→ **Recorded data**
▶

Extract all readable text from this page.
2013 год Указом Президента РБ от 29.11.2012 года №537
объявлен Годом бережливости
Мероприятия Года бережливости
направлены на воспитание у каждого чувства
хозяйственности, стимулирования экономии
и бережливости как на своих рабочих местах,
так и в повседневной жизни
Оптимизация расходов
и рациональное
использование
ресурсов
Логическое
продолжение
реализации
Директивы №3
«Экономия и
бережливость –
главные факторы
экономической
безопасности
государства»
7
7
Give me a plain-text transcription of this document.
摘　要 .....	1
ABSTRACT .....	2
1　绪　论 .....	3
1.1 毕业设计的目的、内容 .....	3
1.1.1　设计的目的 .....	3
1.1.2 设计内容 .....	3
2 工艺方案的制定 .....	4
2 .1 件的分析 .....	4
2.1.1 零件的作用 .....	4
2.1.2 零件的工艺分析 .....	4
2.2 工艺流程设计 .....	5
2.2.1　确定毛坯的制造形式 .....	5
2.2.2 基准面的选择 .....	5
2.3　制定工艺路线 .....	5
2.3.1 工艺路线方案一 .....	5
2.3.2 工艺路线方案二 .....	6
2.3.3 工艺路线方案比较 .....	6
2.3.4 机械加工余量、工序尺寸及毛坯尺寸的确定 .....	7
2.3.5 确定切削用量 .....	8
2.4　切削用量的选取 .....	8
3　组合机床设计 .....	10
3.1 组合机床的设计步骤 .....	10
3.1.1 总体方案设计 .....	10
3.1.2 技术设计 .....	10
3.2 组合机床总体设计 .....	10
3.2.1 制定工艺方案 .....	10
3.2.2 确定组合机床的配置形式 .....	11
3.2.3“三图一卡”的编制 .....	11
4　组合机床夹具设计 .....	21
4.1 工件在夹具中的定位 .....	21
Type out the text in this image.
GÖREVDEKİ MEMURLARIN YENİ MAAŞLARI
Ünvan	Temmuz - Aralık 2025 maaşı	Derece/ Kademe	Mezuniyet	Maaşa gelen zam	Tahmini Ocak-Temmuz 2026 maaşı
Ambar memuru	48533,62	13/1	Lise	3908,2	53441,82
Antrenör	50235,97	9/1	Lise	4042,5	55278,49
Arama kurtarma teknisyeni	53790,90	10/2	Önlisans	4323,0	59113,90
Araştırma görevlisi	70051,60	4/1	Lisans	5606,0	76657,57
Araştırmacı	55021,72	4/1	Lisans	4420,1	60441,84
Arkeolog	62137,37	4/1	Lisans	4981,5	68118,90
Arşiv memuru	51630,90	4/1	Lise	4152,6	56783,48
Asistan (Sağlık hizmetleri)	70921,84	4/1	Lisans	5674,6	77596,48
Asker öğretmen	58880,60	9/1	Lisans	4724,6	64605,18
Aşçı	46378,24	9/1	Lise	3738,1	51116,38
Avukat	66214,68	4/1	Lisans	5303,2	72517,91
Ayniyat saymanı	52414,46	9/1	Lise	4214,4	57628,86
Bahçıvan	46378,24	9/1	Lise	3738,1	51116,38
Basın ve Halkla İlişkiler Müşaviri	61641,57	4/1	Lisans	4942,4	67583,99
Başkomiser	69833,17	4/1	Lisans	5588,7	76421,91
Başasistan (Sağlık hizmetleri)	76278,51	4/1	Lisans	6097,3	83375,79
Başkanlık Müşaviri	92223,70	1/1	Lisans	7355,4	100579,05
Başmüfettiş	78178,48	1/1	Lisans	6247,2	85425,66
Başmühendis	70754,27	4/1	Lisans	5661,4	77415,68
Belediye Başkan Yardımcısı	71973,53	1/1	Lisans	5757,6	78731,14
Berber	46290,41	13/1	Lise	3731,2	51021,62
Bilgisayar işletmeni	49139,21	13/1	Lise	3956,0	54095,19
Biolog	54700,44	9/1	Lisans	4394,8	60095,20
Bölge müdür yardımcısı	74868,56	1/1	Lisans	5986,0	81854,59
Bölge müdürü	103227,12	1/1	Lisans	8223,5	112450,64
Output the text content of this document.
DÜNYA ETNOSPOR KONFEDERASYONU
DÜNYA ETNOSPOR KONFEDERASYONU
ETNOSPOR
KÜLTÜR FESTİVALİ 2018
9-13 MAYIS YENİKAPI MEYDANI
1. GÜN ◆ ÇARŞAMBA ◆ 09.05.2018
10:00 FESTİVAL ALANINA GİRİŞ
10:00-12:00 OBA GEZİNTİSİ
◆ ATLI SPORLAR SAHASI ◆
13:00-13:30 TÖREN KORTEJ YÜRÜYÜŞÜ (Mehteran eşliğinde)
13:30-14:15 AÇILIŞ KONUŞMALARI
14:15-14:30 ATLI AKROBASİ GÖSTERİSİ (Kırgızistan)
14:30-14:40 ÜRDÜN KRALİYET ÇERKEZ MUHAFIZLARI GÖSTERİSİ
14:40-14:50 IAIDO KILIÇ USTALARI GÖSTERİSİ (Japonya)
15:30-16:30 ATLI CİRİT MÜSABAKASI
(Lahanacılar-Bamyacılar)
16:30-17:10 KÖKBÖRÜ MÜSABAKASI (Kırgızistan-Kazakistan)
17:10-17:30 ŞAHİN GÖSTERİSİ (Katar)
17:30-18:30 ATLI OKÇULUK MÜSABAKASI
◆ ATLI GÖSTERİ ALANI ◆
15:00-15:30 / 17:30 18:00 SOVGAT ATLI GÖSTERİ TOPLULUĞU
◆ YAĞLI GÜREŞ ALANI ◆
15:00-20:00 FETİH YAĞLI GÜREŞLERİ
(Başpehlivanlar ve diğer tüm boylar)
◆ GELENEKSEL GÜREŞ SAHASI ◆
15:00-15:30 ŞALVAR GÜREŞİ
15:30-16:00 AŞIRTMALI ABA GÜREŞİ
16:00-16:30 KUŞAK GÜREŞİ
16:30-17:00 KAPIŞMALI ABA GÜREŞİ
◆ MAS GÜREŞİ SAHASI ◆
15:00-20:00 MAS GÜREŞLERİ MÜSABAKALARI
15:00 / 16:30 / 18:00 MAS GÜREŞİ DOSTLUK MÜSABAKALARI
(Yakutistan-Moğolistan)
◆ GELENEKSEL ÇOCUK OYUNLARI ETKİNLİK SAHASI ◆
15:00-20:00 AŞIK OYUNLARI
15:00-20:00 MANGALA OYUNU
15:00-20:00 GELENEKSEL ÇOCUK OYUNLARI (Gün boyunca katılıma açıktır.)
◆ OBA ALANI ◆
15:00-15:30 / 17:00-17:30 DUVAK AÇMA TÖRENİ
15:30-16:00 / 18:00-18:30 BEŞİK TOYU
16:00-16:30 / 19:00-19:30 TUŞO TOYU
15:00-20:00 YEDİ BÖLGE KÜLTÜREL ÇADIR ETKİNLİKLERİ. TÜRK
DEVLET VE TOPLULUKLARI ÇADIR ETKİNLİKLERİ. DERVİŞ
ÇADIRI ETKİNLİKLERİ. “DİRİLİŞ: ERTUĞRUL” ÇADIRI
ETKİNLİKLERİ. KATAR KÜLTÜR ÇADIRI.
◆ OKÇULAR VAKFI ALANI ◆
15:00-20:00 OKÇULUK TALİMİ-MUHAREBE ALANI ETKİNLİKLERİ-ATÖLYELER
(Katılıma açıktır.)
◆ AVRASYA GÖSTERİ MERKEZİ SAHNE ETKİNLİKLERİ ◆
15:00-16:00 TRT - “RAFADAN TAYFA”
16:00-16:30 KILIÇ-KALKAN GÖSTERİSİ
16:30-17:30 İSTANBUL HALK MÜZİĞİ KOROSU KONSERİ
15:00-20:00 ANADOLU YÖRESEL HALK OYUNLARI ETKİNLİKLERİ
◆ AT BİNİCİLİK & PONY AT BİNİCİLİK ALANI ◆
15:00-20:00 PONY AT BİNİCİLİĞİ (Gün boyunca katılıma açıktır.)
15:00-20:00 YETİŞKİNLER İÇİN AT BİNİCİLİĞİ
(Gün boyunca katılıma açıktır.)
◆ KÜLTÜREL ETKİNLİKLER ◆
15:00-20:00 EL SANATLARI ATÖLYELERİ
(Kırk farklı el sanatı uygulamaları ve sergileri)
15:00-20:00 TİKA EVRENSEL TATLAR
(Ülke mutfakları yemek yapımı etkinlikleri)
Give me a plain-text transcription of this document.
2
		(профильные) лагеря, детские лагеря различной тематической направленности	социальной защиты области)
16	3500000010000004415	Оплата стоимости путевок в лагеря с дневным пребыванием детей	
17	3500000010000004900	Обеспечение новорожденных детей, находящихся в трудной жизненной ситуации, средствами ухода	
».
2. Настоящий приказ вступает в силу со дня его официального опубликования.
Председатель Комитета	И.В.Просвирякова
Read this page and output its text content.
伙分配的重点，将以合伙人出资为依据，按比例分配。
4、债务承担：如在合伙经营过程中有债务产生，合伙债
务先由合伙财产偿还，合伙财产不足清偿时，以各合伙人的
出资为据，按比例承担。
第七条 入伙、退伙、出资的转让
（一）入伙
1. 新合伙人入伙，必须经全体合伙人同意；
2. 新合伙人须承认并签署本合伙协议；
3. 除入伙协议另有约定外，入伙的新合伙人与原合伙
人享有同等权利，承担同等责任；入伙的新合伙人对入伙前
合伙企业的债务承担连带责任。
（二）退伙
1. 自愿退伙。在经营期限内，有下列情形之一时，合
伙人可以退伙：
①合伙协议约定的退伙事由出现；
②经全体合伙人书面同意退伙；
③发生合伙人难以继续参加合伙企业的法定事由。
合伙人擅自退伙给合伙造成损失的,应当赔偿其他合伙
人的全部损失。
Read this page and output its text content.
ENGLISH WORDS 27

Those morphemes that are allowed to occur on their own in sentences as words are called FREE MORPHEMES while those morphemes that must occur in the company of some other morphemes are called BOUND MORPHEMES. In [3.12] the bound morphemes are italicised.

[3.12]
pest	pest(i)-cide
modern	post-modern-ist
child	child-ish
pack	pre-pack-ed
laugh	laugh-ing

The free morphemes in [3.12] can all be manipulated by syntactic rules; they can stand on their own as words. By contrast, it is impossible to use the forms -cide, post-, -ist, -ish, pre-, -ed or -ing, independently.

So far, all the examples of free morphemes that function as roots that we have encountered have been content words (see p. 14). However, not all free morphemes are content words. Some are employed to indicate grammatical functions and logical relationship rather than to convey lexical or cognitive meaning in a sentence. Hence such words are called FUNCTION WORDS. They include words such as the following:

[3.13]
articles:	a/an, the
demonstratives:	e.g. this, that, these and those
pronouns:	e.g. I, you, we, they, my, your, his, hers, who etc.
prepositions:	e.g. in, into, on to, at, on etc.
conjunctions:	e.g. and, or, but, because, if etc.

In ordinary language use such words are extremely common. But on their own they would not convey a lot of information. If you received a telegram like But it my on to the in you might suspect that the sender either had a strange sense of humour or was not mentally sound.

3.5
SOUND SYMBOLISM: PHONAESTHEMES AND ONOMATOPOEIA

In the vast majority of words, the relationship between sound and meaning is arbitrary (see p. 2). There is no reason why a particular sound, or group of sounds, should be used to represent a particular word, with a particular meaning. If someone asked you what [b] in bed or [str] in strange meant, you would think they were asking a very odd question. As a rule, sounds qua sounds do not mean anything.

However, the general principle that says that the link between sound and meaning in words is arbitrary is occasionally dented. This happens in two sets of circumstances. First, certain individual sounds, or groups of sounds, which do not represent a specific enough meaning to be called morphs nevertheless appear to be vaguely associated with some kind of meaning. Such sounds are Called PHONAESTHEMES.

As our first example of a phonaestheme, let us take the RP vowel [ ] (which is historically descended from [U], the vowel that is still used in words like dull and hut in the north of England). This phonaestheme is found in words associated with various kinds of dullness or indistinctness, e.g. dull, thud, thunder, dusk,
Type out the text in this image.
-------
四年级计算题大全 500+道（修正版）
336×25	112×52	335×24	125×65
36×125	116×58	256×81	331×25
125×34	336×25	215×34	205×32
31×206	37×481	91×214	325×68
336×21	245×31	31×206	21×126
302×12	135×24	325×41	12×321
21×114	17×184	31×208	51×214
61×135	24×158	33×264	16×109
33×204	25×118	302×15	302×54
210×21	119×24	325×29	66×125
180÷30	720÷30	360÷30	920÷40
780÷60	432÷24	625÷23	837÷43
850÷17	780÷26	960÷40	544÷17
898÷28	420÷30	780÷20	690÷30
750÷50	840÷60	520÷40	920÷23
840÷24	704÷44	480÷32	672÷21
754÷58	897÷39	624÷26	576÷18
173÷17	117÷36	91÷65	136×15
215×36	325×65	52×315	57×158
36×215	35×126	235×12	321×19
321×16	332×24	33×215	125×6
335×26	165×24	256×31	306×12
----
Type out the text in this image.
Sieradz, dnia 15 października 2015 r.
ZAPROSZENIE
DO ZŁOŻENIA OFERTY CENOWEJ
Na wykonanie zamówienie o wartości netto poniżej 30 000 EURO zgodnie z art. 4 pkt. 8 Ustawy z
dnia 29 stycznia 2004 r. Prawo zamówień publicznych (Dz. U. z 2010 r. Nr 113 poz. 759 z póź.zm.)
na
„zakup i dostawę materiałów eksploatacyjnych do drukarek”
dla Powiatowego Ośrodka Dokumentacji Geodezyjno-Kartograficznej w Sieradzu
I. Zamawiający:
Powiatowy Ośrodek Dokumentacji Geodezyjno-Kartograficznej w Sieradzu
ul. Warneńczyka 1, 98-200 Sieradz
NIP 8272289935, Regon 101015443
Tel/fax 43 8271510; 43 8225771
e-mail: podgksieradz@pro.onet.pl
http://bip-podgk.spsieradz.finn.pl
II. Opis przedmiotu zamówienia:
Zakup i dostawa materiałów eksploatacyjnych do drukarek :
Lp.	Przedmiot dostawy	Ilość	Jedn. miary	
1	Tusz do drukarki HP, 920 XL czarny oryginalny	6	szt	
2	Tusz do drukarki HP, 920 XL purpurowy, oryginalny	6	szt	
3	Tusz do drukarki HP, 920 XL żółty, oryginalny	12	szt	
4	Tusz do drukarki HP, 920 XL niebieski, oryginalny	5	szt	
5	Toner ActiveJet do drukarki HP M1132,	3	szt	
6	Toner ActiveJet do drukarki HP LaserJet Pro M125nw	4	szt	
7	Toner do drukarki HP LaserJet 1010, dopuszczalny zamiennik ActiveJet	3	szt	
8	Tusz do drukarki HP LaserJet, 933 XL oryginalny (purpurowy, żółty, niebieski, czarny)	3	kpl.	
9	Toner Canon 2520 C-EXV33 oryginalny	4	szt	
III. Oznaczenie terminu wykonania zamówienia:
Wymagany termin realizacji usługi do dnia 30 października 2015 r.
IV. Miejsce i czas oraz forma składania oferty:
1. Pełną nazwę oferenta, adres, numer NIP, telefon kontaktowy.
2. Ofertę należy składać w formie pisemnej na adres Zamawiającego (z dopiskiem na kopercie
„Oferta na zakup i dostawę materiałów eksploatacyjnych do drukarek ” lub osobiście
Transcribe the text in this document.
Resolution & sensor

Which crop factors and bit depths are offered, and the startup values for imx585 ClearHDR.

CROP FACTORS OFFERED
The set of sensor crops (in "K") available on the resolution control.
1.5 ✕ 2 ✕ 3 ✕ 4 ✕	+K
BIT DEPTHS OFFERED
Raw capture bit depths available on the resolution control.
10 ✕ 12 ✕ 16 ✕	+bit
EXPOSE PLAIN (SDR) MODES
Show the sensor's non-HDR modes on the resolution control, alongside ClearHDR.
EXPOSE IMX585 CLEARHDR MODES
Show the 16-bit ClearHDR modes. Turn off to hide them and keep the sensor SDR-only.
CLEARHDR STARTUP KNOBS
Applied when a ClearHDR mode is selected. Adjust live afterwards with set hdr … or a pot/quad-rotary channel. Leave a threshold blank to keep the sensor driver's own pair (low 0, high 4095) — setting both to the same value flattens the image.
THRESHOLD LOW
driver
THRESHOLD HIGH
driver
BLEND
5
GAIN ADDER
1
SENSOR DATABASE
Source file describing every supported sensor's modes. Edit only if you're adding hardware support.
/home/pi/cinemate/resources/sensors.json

◀

→ **What to do**
Scan the material above. Return every line containing the string "available".

→ **Task result**
The set of sensor crops (in "K") available on the resolution control.
Raw capture bit depths available on the resolution control.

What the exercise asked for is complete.